Each entry in the listing below should be restated word for word.
___ Given records ___
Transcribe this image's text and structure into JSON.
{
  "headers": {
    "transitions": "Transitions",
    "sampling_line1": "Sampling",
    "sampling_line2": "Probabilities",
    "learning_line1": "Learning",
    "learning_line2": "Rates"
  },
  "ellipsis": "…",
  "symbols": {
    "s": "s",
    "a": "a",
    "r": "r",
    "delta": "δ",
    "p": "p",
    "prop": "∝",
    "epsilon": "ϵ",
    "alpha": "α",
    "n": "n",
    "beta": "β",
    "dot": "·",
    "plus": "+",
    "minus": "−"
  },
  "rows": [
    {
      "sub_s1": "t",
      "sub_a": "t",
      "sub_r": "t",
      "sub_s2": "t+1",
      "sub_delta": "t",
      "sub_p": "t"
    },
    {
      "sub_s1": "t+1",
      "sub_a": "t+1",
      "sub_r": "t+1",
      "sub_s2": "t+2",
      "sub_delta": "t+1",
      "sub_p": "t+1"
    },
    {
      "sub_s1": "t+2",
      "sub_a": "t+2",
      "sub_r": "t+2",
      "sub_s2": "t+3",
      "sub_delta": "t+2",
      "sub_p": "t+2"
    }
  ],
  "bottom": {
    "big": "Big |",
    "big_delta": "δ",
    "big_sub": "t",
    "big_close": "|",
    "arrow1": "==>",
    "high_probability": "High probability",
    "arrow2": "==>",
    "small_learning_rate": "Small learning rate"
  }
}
___
• _Response to the exercise_:
Transcribe this image's text and structure into JSON.
{
  "headers": {
    "transitions": "Transitions",
    "sampling_line1": "Sampling",
    "sampling_line2": "Probabilities",
    "learning_line1": "Learning",
    "learning_line2": "Rates"
  },
  "ellipsis": "…",
  "symbols": {
    "s": "s",
    "a": "a",
    "r": "r",
    "delta": "δ",
    "p": "p",
    "prop": "∝",
    "epsilon": "ϵ",
    "alpha": "α",
    "n": "n",
    "beta": "β",
    "dot": "·",
    "plus": "+",
    "minus": "−"
  },
  "rows": [
    {
      "sub_s1": "t",
      "sub_a": "t",
      "sub_r": "t",
      "sub_s2": "t+1",
      "sub_delta": "t",
      "sub_p": "t"
    },
    {
      "sub_s1": "t+1",
      "sub_a": "t+1",
      "sub_r": "t+1",
      "sub_s2": "t+2",
      "sub_delta": "t+1",
      "sub_p": "t+1"
    },
    {
      "sub_s1": "t+2",
      "sub_a": "t+2",
      "sub_r": "t+2",
      "sub_s2": "t+3",
      "sub_delta": "t+2",
      "sub_p": "t+2"
    }
  ],
  "bottom": {
    "big": "Big |",
    "big_delta": "δ",
    "big_sub": "t",
    "big_close": "|",
    "arrow1": "==>",
    "high_probability": "High probability",
    "arrow2": "==>",
    "small_learning_rate": "Small learning rate"
  }
}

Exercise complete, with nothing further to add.